"""

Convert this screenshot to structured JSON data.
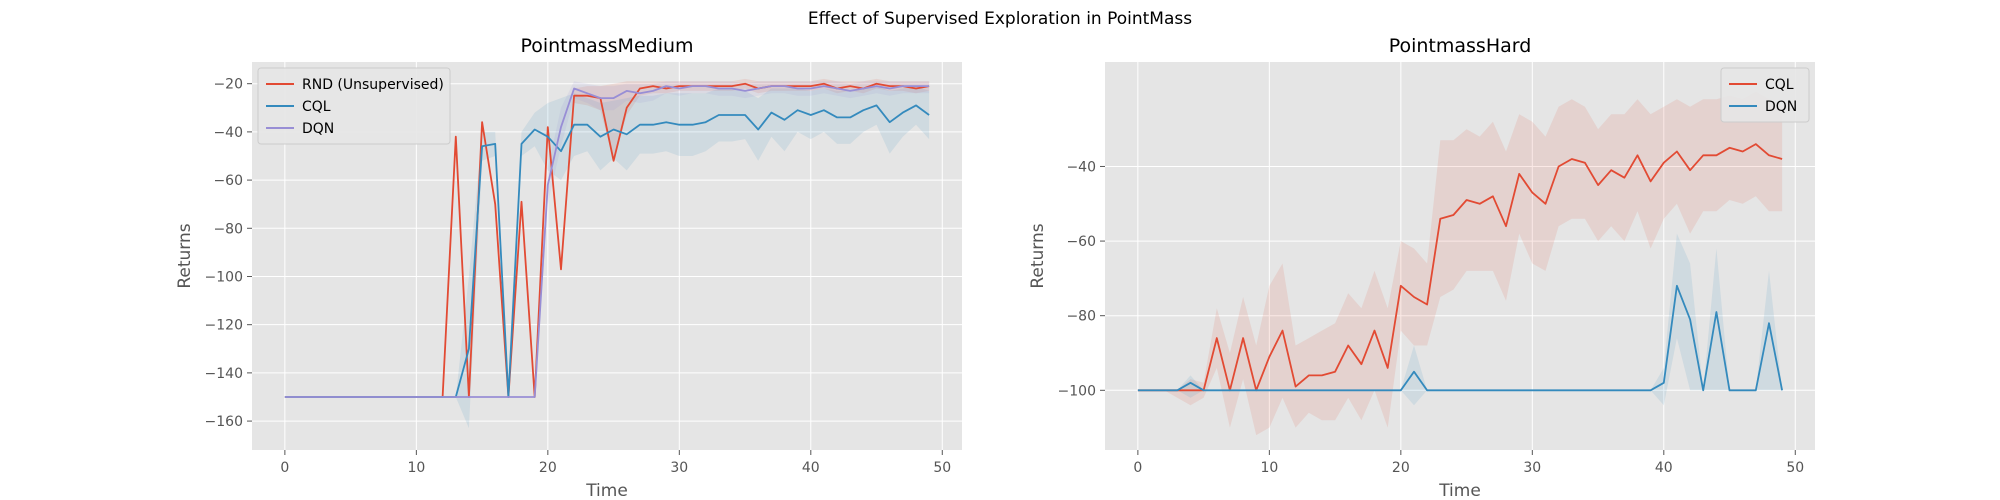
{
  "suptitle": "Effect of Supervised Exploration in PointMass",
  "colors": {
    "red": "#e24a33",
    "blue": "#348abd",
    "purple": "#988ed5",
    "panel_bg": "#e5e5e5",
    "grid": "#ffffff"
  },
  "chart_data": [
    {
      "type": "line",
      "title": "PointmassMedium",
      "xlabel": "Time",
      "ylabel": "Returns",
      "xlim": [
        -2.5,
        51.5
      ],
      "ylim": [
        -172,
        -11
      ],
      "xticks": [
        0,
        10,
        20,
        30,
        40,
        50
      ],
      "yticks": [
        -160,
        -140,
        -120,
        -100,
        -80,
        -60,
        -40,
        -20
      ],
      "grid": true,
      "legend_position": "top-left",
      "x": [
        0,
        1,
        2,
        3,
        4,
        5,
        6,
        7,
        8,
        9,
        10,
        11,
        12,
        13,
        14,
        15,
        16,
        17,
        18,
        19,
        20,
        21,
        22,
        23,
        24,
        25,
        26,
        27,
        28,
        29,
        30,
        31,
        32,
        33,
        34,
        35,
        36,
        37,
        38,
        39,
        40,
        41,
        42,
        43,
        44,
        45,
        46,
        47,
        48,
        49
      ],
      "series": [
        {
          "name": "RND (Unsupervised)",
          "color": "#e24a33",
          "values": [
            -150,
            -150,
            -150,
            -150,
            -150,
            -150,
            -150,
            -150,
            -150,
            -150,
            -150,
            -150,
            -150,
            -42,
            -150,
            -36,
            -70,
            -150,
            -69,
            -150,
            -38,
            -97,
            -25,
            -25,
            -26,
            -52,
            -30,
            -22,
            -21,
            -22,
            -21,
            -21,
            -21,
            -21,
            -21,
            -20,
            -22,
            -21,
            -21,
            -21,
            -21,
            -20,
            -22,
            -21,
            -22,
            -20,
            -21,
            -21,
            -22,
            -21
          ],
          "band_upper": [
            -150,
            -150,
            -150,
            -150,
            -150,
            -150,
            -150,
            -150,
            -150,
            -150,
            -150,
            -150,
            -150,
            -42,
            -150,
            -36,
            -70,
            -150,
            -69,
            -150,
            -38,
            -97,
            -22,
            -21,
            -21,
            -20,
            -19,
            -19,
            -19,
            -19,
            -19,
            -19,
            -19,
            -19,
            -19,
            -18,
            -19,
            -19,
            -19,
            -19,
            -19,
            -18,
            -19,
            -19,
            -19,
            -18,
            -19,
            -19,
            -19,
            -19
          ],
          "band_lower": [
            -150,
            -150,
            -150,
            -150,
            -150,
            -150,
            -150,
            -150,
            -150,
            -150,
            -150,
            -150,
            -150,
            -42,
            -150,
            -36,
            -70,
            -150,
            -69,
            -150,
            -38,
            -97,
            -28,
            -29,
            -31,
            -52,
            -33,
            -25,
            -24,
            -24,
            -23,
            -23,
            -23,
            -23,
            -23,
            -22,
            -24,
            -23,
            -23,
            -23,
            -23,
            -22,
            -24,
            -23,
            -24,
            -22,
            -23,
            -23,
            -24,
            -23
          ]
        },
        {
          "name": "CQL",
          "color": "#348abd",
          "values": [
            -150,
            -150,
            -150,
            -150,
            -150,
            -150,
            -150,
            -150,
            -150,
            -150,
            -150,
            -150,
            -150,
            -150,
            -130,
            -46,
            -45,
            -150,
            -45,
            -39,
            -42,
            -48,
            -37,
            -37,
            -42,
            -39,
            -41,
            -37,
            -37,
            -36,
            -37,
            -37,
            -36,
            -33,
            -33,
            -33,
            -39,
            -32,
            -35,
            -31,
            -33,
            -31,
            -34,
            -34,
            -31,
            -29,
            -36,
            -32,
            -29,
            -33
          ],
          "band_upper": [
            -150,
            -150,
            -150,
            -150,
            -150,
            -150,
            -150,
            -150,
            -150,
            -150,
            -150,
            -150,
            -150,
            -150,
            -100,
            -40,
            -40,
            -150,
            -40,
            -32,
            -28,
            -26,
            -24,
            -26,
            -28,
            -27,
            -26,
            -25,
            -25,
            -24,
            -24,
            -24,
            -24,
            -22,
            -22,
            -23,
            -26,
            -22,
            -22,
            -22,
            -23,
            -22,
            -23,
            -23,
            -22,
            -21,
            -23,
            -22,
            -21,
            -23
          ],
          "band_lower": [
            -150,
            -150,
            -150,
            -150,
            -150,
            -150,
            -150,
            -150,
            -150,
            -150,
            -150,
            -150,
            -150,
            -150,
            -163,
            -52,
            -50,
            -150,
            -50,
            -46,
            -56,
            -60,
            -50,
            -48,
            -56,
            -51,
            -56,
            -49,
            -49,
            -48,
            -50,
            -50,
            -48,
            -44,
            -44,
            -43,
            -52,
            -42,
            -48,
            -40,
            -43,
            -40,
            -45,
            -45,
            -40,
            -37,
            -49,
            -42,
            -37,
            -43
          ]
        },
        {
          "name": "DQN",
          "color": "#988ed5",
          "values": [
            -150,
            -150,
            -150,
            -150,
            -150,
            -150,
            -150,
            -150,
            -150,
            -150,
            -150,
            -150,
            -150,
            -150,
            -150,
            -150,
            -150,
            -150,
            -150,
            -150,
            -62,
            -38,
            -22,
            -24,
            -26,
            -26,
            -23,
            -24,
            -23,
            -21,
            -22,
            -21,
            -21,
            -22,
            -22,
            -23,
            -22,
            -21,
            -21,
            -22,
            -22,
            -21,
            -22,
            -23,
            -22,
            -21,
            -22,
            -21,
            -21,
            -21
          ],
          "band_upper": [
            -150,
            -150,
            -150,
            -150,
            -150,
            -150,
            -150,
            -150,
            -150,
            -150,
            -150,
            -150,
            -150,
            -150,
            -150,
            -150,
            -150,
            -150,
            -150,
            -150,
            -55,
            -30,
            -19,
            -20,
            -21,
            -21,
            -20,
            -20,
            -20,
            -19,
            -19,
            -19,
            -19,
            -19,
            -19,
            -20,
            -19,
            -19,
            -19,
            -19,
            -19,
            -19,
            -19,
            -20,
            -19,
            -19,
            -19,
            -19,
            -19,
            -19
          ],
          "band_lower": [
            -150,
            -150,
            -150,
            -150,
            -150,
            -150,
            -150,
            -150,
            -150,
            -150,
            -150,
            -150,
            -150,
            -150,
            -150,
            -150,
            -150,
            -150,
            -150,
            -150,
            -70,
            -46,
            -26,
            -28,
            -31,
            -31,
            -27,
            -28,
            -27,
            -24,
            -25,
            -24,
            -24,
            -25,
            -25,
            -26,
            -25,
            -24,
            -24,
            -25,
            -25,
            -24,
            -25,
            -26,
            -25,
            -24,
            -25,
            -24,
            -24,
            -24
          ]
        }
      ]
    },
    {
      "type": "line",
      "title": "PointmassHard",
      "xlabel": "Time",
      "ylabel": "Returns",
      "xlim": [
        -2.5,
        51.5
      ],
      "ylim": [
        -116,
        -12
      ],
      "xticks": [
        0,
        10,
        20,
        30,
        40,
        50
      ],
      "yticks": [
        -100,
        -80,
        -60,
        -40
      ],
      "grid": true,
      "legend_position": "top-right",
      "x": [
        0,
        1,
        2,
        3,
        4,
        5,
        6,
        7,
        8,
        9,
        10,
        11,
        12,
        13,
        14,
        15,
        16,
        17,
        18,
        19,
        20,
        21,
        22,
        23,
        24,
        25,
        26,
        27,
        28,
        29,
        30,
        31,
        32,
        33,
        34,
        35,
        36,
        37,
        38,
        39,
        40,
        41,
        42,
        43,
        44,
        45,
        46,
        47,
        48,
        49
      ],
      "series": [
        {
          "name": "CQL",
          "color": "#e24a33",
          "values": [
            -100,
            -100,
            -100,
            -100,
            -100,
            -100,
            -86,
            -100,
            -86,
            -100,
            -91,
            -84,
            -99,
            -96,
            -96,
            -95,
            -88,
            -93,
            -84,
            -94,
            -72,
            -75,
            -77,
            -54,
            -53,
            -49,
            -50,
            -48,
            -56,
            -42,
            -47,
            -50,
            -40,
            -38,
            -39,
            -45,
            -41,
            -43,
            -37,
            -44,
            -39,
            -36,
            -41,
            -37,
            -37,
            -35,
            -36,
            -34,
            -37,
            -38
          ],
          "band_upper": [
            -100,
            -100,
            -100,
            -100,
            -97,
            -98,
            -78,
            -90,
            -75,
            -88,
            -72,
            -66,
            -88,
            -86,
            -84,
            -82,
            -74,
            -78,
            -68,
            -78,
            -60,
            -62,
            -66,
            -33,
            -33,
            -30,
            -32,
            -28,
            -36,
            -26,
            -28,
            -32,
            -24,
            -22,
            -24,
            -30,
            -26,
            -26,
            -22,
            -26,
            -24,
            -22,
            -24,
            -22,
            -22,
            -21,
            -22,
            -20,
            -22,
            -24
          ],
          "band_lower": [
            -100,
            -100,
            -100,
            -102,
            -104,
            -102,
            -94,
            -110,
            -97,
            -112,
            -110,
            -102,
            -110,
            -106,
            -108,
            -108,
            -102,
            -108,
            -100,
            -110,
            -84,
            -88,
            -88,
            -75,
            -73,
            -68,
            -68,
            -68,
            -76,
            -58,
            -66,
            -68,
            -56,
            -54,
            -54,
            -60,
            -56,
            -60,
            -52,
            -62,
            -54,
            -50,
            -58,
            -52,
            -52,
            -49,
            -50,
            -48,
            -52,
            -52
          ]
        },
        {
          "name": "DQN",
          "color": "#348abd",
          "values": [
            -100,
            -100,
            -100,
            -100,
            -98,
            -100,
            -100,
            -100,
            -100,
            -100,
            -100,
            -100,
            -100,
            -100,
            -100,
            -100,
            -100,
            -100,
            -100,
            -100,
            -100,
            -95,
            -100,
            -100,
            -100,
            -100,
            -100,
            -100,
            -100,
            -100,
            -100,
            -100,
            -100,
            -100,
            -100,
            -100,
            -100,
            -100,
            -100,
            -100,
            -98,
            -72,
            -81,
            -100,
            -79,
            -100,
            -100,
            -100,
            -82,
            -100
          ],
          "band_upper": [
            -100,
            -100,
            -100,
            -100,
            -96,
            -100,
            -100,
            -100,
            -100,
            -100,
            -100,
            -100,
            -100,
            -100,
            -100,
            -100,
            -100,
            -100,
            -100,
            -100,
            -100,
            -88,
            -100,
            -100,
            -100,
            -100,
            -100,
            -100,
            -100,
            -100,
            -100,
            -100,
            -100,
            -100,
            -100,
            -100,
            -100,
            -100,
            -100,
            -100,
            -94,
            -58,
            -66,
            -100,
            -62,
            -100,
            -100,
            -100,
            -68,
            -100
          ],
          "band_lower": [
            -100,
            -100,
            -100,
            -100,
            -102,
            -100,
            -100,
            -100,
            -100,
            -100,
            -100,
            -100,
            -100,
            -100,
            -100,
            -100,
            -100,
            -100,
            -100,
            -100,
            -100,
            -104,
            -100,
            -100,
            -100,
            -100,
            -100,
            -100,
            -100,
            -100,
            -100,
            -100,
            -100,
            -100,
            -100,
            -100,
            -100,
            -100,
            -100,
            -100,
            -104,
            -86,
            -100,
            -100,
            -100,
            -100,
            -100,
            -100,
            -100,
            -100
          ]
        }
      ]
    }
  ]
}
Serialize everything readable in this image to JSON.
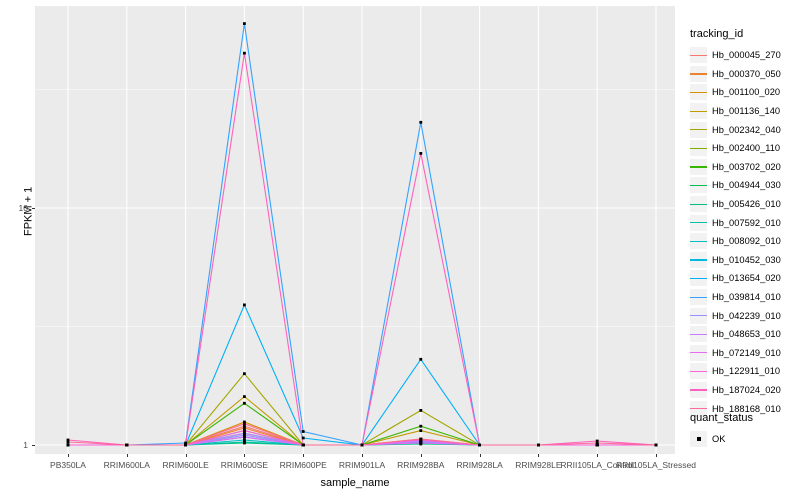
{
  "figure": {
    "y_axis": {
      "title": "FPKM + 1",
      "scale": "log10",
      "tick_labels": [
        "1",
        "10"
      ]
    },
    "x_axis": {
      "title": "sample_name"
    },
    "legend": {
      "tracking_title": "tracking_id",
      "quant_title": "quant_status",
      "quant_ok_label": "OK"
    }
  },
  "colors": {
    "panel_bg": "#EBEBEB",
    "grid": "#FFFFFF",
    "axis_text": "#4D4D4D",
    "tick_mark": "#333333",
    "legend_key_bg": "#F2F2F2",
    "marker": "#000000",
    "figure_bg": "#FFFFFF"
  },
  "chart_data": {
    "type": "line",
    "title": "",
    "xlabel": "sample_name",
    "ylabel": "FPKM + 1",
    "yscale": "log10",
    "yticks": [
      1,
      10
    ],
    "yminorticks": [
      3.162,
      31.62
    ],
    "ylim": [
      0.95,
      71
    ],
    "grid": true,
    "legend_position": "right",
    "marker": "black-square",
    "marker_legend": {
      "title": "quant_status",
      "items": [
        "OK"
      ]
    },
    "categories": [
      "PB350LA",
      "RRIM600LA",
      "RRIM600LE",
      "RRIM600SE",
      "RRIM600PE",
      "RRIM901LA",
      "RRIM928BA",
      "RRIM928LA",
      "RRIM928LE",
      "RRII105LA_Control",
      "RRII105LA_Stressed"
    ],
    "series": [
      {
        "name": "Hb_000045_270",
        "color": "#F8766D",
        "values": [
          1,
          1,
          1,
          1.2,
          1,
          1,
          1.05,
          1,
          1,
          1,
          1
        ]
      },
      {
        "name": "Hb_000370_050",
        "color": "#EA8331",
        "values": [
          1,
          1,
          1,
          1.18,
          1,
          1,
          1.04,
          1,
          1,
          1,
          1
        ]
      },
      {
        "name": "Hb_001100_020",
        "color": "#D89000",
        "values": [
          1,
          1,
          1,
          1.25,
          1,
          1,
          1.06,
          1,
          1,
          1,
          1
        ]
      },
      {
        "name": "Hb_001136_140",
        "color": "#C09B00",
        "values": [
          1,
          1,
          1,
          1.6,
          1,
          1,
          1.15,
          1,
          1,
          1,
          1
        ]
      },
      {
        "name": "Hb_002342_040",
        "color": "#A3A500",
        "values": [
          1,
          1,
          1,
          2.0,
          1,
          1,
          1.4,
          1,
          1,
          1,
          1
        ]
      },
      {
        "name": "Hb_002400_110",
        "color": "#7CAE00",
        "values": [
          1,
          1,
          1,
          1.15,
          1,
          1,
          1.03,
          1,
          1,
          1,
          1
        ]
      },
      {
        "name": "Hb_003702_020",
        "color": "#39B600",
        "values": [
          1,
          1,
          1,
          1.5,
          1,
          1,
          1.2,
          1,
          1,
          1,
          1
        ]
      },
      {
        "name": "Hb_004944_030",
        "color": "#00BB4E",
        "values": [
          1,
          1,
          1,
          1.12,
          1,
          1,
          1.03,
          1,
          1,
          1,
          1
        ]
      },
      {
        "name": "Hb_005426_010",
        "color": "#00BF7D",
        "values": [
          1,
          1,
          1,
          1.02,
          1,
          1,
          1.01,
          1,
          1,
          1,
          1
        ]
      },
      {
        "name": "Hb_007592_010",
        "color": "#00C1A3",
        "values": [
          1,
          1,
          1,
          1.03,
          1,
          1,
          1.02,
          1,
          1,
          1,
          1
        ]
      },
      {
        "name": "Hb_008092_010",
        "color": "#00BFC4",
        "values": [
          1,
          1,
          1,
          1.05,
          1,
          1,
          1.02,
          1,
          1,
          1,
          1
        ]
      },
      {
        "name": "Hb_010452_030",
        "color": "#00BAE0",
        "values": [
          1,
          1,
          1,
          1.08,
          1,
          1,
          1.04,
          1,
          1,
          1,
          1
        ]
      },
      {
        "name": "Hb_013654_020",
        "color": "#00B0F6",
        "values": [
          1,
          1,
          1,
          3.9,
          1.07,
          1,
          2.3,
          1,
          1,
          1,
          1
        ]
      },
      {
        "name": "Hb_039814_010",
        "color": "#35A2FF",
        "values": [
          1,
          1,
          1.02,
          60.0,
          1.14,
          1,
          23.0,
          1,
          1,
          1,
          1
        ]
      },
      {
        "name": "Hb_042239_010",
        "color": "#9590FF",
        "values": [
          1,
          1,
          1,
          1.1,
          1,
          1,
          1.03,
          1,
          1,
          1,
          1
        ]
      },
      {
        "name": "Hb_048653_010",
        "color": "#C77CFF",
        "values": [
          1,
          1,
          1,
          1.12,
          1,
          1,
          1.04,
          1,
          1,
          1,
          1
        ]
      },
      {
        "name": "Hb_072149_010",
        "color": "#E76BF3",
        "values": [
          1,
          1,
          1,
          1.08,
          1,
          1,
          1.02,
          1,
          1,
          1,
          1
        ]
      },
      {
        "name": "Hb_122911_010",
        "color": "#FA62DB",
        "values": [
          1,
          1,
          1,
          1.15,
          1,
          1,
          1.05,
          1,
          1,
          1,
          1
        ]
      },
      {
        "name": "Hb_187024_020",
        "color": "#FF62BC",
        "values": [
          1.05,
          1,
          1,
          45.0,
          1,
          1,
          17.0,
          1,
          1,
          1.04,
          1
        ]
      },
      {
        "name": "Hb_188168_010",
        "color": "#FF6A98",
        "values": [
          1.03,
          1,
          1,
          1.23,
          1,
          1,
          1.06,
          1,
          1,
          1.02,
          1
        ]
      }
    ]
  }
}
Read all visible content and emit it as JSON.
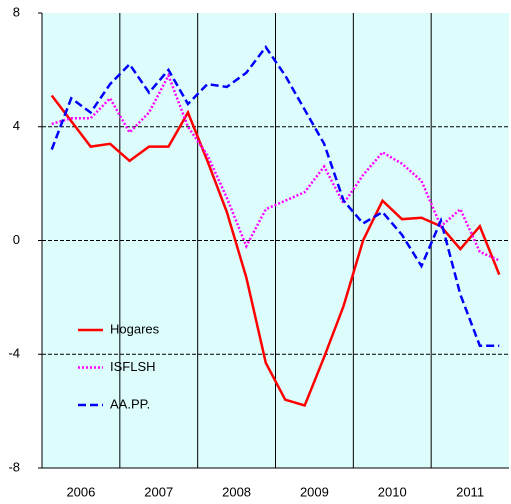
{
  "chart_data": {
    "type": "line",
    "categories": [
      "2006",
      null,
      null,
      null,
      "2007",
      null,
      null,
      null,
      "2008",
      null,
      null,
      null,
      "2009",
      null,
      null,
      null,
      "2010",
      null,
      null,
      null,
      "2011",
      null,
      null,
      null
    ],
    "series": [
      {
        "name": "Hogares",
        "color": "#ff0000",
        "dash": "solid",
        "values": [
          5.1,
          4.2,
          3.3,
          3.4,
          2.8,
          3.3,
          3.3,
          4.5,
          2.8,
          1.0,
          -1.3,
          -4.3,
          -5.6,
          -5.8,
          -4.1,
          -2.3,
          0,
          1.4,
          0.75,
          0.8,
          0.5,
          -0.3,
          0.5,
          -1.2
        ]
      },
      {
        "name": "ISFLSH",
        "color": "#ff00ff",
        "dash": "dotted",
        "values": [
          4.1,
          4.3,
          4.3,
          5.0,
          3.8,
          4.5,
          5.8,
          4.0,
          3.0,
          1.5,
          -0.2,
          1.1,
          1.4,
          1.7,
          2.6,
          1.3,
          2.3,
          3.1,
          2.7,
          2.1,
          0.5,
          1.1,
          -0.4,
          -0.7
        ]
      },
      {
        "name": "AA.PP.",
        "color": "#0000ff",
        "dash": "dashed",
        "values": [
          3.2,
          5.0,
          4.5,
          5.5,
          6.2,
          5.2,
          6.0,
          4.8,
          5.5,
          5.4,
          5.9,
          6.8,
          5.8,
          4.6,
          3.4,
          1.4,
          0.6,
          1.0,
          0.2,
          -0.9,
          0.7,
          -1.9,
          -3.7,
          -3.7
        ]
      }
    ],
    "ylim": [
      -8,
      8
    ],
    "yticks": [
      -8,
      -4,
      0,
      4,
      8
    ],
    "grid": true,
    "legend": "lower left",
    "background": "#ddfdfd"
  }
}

"""

> **SET PROBLEM**
Say only how many lines in the records carry the word "right".

> **SOLUTION TO THIS TASK**
2